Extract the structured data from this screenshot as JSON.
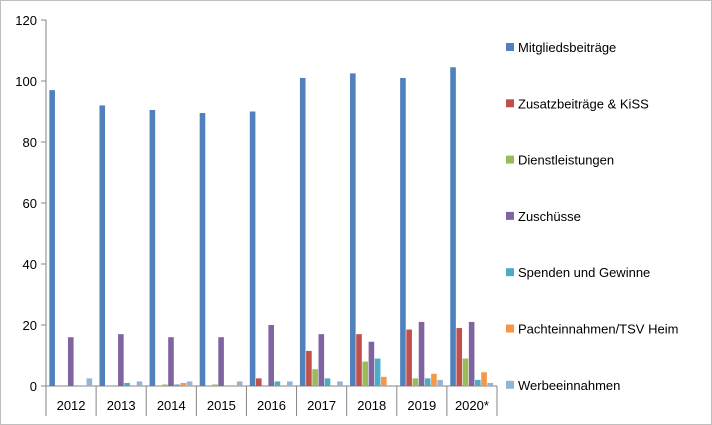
{
  "chart_data": {
    "type": "bar",
    "categories": [
      "2012",
      "2013",
      "2014",
      "2015",
      "2016",
      "2017",
      "2018",
      "2019",
      "2020*"
    ],
    "ylim": [
      0,
      120
    ],
    "yticks": [
      0,
      20,
      40,
      60,
      80,
      100,
      120
    ],
    "grid": false,
    "legend_position": "right",
    "series": [
      {
        "name": "Mitgliedsbeiträge",
        "color": "#4f81bd",
        "values": [
          97,
          92,
          90.5,
          89.5,
          90,
          101,
          102.5,
          101,
          104.5
        ]
      },
      {
        "name": "Zusatzbeiträge & KiSS",
        "color": "#c0504d",
        "values": [
          0,
          0,
          0,
          0,
          2.5,
          11.5,
          17,
          18.5,
          19
        ]
      },
      {
        "name": "Dienstleistungen",
        "color": "#9bbb59",
        "values": [
          0,
          0,
          0.5,
          0.5,
          0,
          5.5,
          8,
          2.5,
          9
        ]
      },
      {
        "name": "Zuschüsse",
        "color": "#8064a2",
        "values": [
          16,
          17,
          16,
          16,
          20,
          17,
          14.5,
          21,
          21
        ]
      },
      {
        "name": "Spenden und Gewinne",
        "color": "#4bacc6",
        "values": [
          0,
          1,
          0.5,
          0,
          1.5,
          2.5,
          9,
          2.5,
          2
        ]
      },
      {
        "name": "Pachteinnahmen/TSV Heim",
        "color": "#f79646",
        "values": [
          0,
          0,
          1,
          0,
          0,
          0,
          3,
          4,
          4.5
        ]
      },
      {
        "name": "Werbeeinnahmen",
        "color": "#95b3d7",
        "values": [
          2.5,
          1.5,
          1.5,
          1.5,
          1.5,
          1.5,
          0,
          2,
          1
        ]
      }
    ]
  }
}
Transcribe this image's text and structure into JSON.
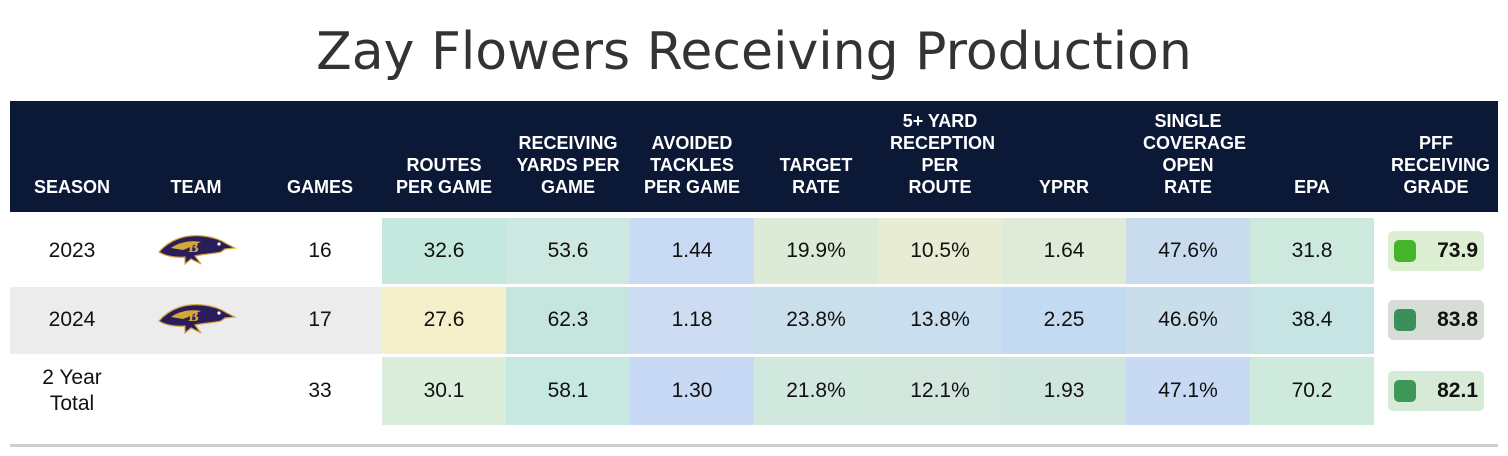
{
  "title": "Zay Flowers Receiving Production",
  "chart_data": {
    "type": "table",
    "title": "Zay Flowers Receiving Production",
    "columns": [
      "SEASON",
      "TEAM",
      "GAMES",
      "ROUTES PER GAME",
      "RECEIVING YARDS PER GAME",
      "AVOIDED TACKLES PER GAME",
      "TARGET RATE",
      "5+ YARD RECEPTION PER ROUTE",
      "YPRR",
      "SINGLE COVERAGE OPEN RATE",
      "EPA",
      "PFF RECEIVING GRADE"
    ],
    "rows": [
      {
        "season": "2023",
        "team_icon": "baltimore-ravens-logo",
        "games": "16",
        "stats": [
          "32.6",
          "53.6",
          "1.44",
          "19.9%",
          "10.5%",
          "1.64",
          "47.6%",
          "31.8"
        ],
        "stat_colors": [
          "#c4e8de",
          "#cde8e1",
          "#c8daf4",
          "#dcebd8",
          "#e8ecd5",
          "#dfebd8",
          "#c8dcee",
          "#cde9de"
        ],
        "grade": "73.9",
        "grade_swatch": "#44b52a",
        "grade_bg": "#ddefd2"
      },
      {
        "season": "2024",
        "team_icon": "baltimore-ravens-logo",
        "games": "17",
        "stats": [
          "27.6",
          "62.3",
          "1.18",
          "23.8%",
          "13.8%",
          "2.25",
          "46.6%",
          "38.4"
        ],
        "stat_colors": [
          "#f5efca",
          "#c4e6df",
          "#cddcf2",
          "#cadfec",
          "#c9dff0",
          "#c3dbf2",
          "#c9ddea",
          "#c5e4e3"
        ],
        "grade": "83.8",
        "grade_swatch": "#3b8f5a",
        "grade_bg": "#d5ddd5"
      },
      {
        "season": "2 Year Total",
        "team_icon": "",
        "games": "33",
        "stats": [
          "30.1",
          "58.1",
          "1.30",
          "21.8%",
          "12.1%",
          "1.93",
          "47.1%",
          "70.2"
        ],
        "stat_colors": [
          "#dbeedb",
          "#c7e8e0",
          "#c8d9f5",
          "#d1e8df",
          "#d2e6dd",
          "#cfe6df",
          "#c7d9f3",
          "#cdeadc"
        ],
        "grade": "82.1",
        "grade_swatch": "#3e9757",
        "grade_bg": "#d6ead8"
      }
    ]
  }
}
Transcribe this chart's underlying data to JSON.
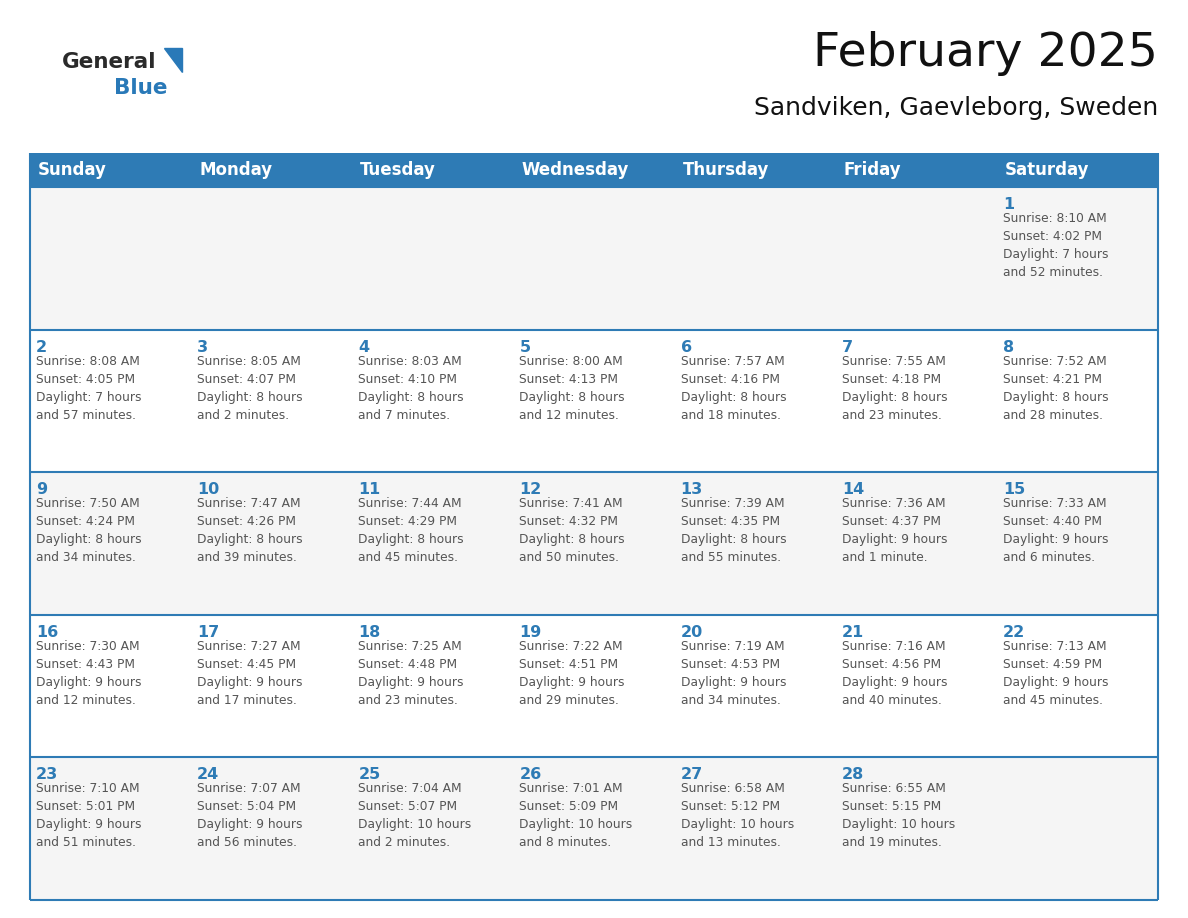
{
  "title": "February 2025",
  "subtitle": "Sandviken, Gaevleborg, Sweden",
  "header_bg": "#2E7BB5",
  "header_text_color": "#FFFFFF",
  "row_bg_odd": "#f5f5f5",
  "row_bg_even": "#ffffff",
  "cell_border_color": "#2E7BB5",
  "day_number_color": "#2E7BB5",
  "cell_text_color": "#555555",
  "days_of_week": [
    "Sunday",
    "Monday",
    "Tuesday",
    "Wednesday",
    "Thursday",
    "Friday",
    "Saturday"
  ],
  "weeks": [
    [
      {
        "day": "",
        "info": ""
      },
      {
        "day": "",
        "info": ""
      },
      {
        "day": "",
        "info": ""
      },
      {
        "day": "",
        "info": ""
      },
      {
        "day": "",
        "info": ""
      },
      {
        "day": "",
        "info": ""
      },
      {
        "day": "1",
        "info": "Sunrise: 8:10 AM\nSunset: 4:02 PM\nDaylight: 7 hours\nand 52 minutes."
      }
    ],
    [
      {
        "day": "2",
        "info": "Sunrise: 8:08 AM\nSunset: 4:05 PM\nDaylight: 7 hours\nand 57 minutes."
      },
      {
        "day": "3",
        "info": "Sunrise: 8:05 AM\nSunset: 4:07 PM\nDaylight: 8 hours\nand 2 minutes."
      },
      {
        "day": "4",
        "info": "Sunrise: 8:03 AM\nSunset: 4:10 PM\nDaylight: 8 hours\nand 7 minutes."
      },
      {
        "day": "5",
        "info": "Sunrise: 8:00 AM\nSunset: 4:13 PM\nDaylight: 8 hours\nand 12 minutes."
      },
      {
        "day": "6",
        "info": "Sunrise: 7:57 AM\nSunset: 4:16 PM\nDaylight: 8 hours\nand 18 minutes."
      },
      {
        "day": "7",
        "info": "Sunrise: 7:55 AM\nSunset: 4:18 PM\nDaylight: 8 hours\nand 23 minutes."
      },
      {
        "day": "8",
        "info": "Sunrise: 7:52 AM\nSunset: 4:21 PM\nDaylight: 8 hours\nand 28 minutes."
      }
    ],
    [
      {
        "day": "9",
        "info": "Sunrise: 7:50 AM\nSunset: 4:24 PM\nDaylight: 8 hours\nand 34 minutes."
      },
      {
        "day": "10",
        "info": "Sunrise: 7:47 AM\nSunset: 4:26 PM\nDaylight: 8 hours\nand 39 minutes."
      },
      {
        "day": "11",
        "info": "Sunrise: 7:44 AM\nSunset: 4:29 PM\nDaylight: 8 hours\nand 45 minutes."
      },
      {
        "day": "12",
        "info": "Sunrise: 7:41 AM\nSunset: 4:32 PM\nDaylight: 8 hours\nand 50 minutes."
      },
      {
        "day": "13",
        "info": "Sunrise: 7:39 AM\nSunset: 4:35 PM\nDaylight: 8 hours\nand 55 minutes."
      },
      {
        "day": "14",
        "info": "Sunrise: 7:36 AM\nSunset: 4:37 PM\nDaylight: 9 hours\nand 1 minute."
      },
      {
        "day": "15",
        "info": "Sunrise: 7:33 AM\nSunset: 4:40 PM\nDaylight: 9 hours\nand 6 minutes."
      }
    ],
    [
      {
        "day": "16",
        "info": "Sunrise: 7:30 AM\nSunset: 4:43 PM\nDaylight: 9 hours\nand 12 minutes."
      },
      {
        "day": "17",
        "info": "Sunrise: 7:27 AM\nSunset: 4:45 PM\nDaylight: 9 hours\nand 17 minutes."
      },
      {
        "day": "18",
        "info": "Sunrise: 7:25 AM\nSunset: 4:48 PM\nDaylight: 9 hours\nand 23 minutes."
      },
      {
        "day": "19",
        "info": "Sunrise: 7:22 AM\nSunset: 4:51 PM\nDaylight: 9 hours\nand 29 minutes."
      },
      {
        "day": "20",
        "info": "Sunrise: 7:19 AM\nSunset: 4:53 PM\nDaylight: 9 hours\nand 34 minutes."
      },
      {
        "day": "21",
        "info": "Sunrise: 7:16 AM\nSunset: 4:56 PM\nDaylight: 9 hours\nand 40 minutes."
      },
      {
        "day": "22",
        "info": "Sunrise: 7:13 AM\nSunset: 4:59 PM\nDaylight: 9 hours\nand 45 minutes."
      }
    ],
    [
      {
        "day": "23",
        "info": "Sunrise: 7:10 AM\nSunset: 5:01 PM\nDaylight: 9 hours\nand 51 minutes."
      },
      {
        "day": "24",
        "info": "Sunrise: 7:07 AM\nSunset: 5:04 PM\nDaylight: 9 hours\nand 56 minutes."
      },
      {
        "day": "25",
        "info": "Sunrise: 7:04 AM\nSunset: 5:07 PM\nDaylight: 10 hours\nand 2 minutes."
      },
      {
        "day": "26",
        "info": "Sunrise: 7:01 AM\nSunset: 5:09 PM\nDaylight: 10 hours\nand 8 minutes."
      },
      {
        "day": "27",
        "info": "Sunrise: 6:58 AM\nSunset: 5:12 PM\nDaylight: 10 hours\nand 13 minutes."
      },
      {
        "day": "28",
        "info": "Sunrise: 6:55 AM\nSunset: 5:15 PM\nDaylight: 10 hours\nand 19 minutes."
      },
      {
        "day": "",
        "info": ""
      }
    ]
  ],
  "logo_general_color": "#2a2a2a",
  "logo_blue_color": "#2979b8",
  "title_fontsize": 34,
  "subtitle_fontsize": 18,
  "header_fontsize": 12,
  "day_num_fontsize": 11.5,
  "cell_text_fontsize": 8.8
}
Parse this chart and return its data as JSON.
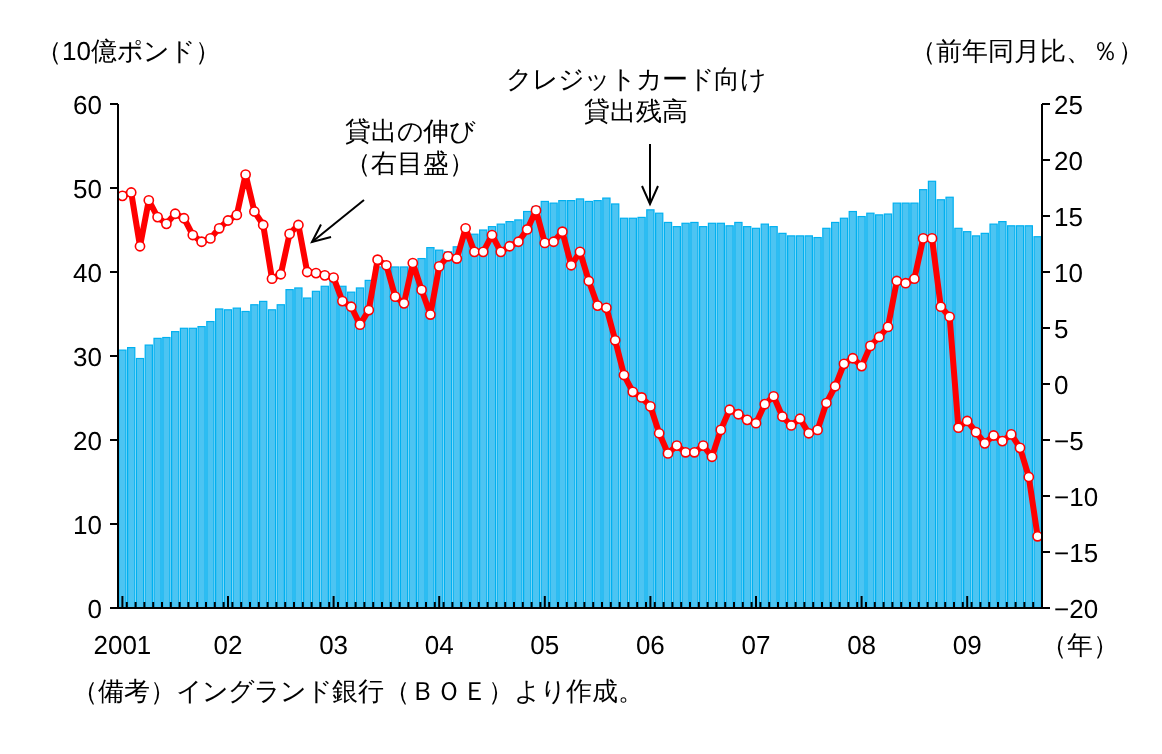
{
  "chart_data": {
    "type": "bar",
    "categories": [
      "2001",
      null,
      null,
      null,
      null,
      null,
      null,
      null,
      null,
      null,
      null,
      null,
      "02",
      null,
      null,
      null,
      null,
      null,
      null,
      null,
      null,
      null,
      null,
      null,
      "03",
      null,
      null,
      null,
      null,
      null,
      null,
      null,
      null,
      null,
      null,
      null,
      "04",
      null,
      null,
      null,
      null,
      null,
      null,
      null,
      null,
      null,
      null,
      null,
      "05",
      null,
      null,
      null,
      null,
      null,
      null,
      null,
      null,
      null,
      null,
      null,
      "06",
      null,
      null,
      null,
      null,
      null,
      null,
      null,
      null,
      null,
      null,
      null,
      "07",
      null,
      null,
      null,
      null,
      null,
      null,
      null,
      null,
      null,
      null,
      null,
      "08",
      null,
      null,
      null,
      null,
      null,
      null,
      null,
      null,
      null,
      null,
      null,
      "09",
      null,
      null,
      null,
      null,
      null,
      null,
      null,
      null
    ],
    "series": [
      {
        "color": "#4cc4f2",
        "values": [
          30.7,
          31.0,
          29.7,
          31.3,
          32.1,
          32.2,
          32.9,
          33.3,
          33.3,
          33.5,
          34.1,
          35.6,
          35.5,
          35.7,
          35.3,
          36.1,
          36.5,
          35.5,
          36.1,
          37.9,
          38.1,
          36.9,
          37.7,
          38.3,
          39.0,
          38.3,
          37.6,
          38.1,
          39.0,
          40.6,
          40.6,
          40.6,
          40.6,
          40.8,
          41.6,
          42.9,
          42.6,
          42.4,
          43.0,
          44.0,
          44.5,
          45.0,
          45.4,
          45.7,
          46.0,
          46.2,
          47.2,
          47.8,
          48.4,
          48.2,
          48.5,
          48.5,
          48.7,
          48.4,
          48.5,
          48.8,
          48.1,
          46.4,
          46.4,
          46.5,
          47.4,
          47.0,
          45.9,
          45.4,
          45.8,
          45.9,
          45.4,
          45.8,
          45.8,
          45.5,
          45.9,
          45.4,
          45.2,
          45.7,
          45.4,
          44.6,
          44.3,
          44.3,
          44.3,
          44.1,
          45.2,
          45.9,
          46.4,
          47.2,
          46.6,
          47.0,
          46.8,
          46.9,
          48.2,
          48.2,
          48.2,
          49.8,
          50.8,
          48.6,
          48.9,
          45.2,
          44.8,
          44.3,
          44.6,
          45.7,
          46.0,
          45.5,
          45.5,
          45.5,
          44.2
        ]
      },
      {
        "type": "line",
        "axis": "y2",
        "color": "#ff0000",
        "marker": "circle",
        "values": [
          16.8,
          17.1,
          12.3,
          16.4,
          14.9,
          14.3,
          15.2,
          14.8,
          13.3,
          12.7,
          13.0,
          13.9,
          14.6,
          15.1,
          18.7,
          15.4,
          14.2,
          9.4,
          9.8,
          13.4,
          14.2,
          10.0,
          9.9,
          9.7,
          9.5,
          7.4,
          6.9,
          5.3,
          6.6,
          11.1,
          10.6,
          7.8,
          7.2,
          10.8,
          8.4,
          6.2,
          10.5,
          11.4,
          11.2,
          13.9,
          11.8,
          11.8,
          13.3,
          11.8,
          12.3,
          12.7,
          13.8,
          15.5,
          12.6,
          12.7,
          13.6,
          10.6,
          11.8,
          9.2,
          7.0,
          6.8,
          3.9,
          0.8,
          -0.7,
          -1.2,
          -2.0,
          -4.4,
          -6.2,
          -5.5,
          -6.1,
          -6.1,
          -5.5,
          -6.5,
          -4.1,
          -2.3,
          -2.7,
          -3.2,
          -3.5,
          -1.8,
          -1.1,
          -2.9,
          -3.7,
          -3.1,
          -4.4,
          -4.1,
          -1.7,
          -0.2,
          1.8,
          2.3,
          1.6,
          3.4,
          4.2,
          5.1,
          9.2,
          9.0,
          9.4,
          13.0,
          13.0,
          6.9,
          6.0,
          -3.9,
          -3.3,
          -4.3,
          -5.3,
          -4.6,
          -5.1,
          -4.5,
          -5.7,
          -8.3,
          -13.6
        ]
      }
    ],
    "ylim": [
      0,
      60
    ],
    "yticks": [
      0,
      10,
      20,
      30,
      40,
      50,
      60
    ],
    "y2lim": [
      -20,
      25
    ],
    "y2ticks": [
      -20,
      -15,
      -10,
      -5,
      0,
      5,
      10,
      15,
      20,
      25
    ],
    "ylabel": "（10億ポンド）",
    "y2label": "（前年同月比、％）",
    "xlabel": "（年）",
    "annotations": [
      "貸出の伸び（右目盛）",
      "クレジットカード向け貸出残高",
      "（備考）イングランド銀行（ＢＯＥ）より作成。"
    ]
  }
}
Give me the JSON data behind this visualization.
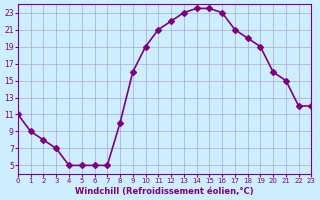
____________
Set task ▸
Take every line from the data above that holds "JSON" and copy it out.

Full response ▸
Extract the structured data from this screenshot as JSON.
Transcribe this image's text and structure into JSON.
Transcribe this chart's underlying data to JSON.
Parse this chart and return its data as JSON.
Give me the JSON data behind this visualization.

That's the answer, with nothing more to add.